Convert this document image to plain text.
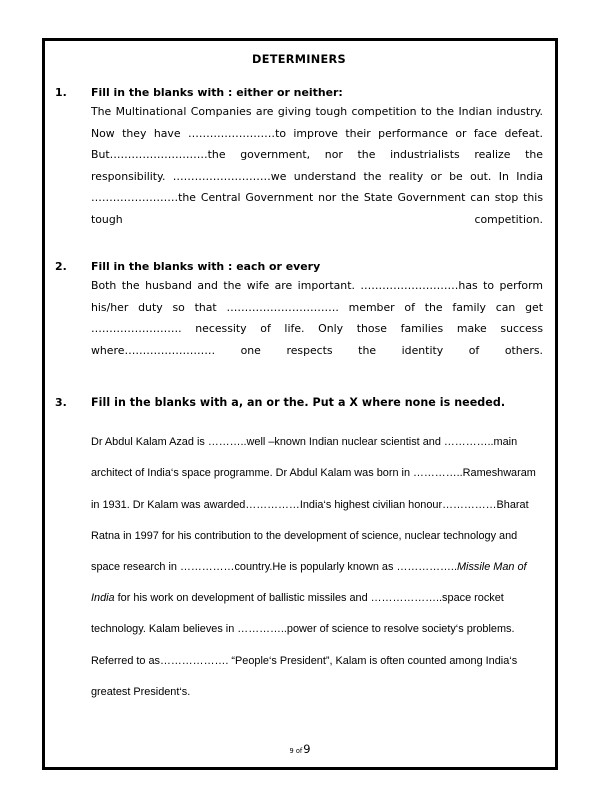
DETERMINERS
1. Fill in the blanks with : either or neither:
The Multinational Companies are giving tough competition to the Indian industry. Now they have ……………………to improve their performance or face defeat. But………………………the government, nor the industrialists realize the responsibility. ………………………we understand the reality or be out. In India ……………………the Central Government nor the State Government can stop this tough competition.
2. Fill in the blanks with : each or every
Both the husband and the wife are important. ………………………has to perform his/her duty so that …………………………. member of the family can get ……………………. necessity of life. Only those families make success where……………………. one respects the identity of others.
3. Fill in the blanks with a, an or the. Put a X where none is needed.
Dr Abdul Kalam Azad is ………..well –known Indian nuclear scientist and …………..main architect of India‘s space programme. Dr Abdul Kalam was born in …………..Rameshwaram in 1931. Dr Kalam was awarded……………India‘s highest civilian honour……………Bharat Ratna in 1997 for his contribution to the development of science, nuclear technology and space research in ……………country.He is popularly known as ……………..Missile Man of India for his work on development of ballistic missiles and ………………..space rocket technology. Kalam believes in …………..power of science to resolve society‘s problems. Referred to as………………. “People‘s President”, Kalam is often counted among India‘s greatest President‘s.
9 of9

+++

_Objective_. Each entry shown above must be quoted exactly, with its pictures left out.

_Output_.
Convert this document image to plain text.
DETERMINERS
1. Fill in the blanks with : either or neither:
The Multinational Companies are giving tough competition to the Indian industry. Now they have ……………………to improve their performance or face defeat. But………………………the government, nor the industrialists realize the responsibility. ………………………we understand the reality or be out. In India ……………………the Central Government nor the State Government can stop this tough competition.
2. Fill in the blanks with : each or every
Both the husband and the wife are important. ………………………has to perform his/her duty so that …………………………. member of the family can get ……………………. necessity of life. Only those families make success where……………………. one respects the identity of others.
3. Fill in the blanks with a, an or the. Put a X where none is needed.
Dr Abdul Kalam Azad is ………..well –known Indian nuclear scientist and …………..main architect of India‘s space programme. Dr Abdul Kalam was born in …………..Rameshwaram in 1931. Dr Kalam was awarded……………India‘s highest civilian honour……………Bharat Ratna in 1997 for his contribution to the development of science, nuclear technology and space research in ……………country.He is popularly known as ……………..Missile Man of India for his work on development of ballistic missiles and ………………..space rocket technology. Kalam believes in …………..power of science to resolve society‘s problems. Referred to as………………. “People‘s President”, Kalam is often counted among India‘s greatest President‘s.
9 of9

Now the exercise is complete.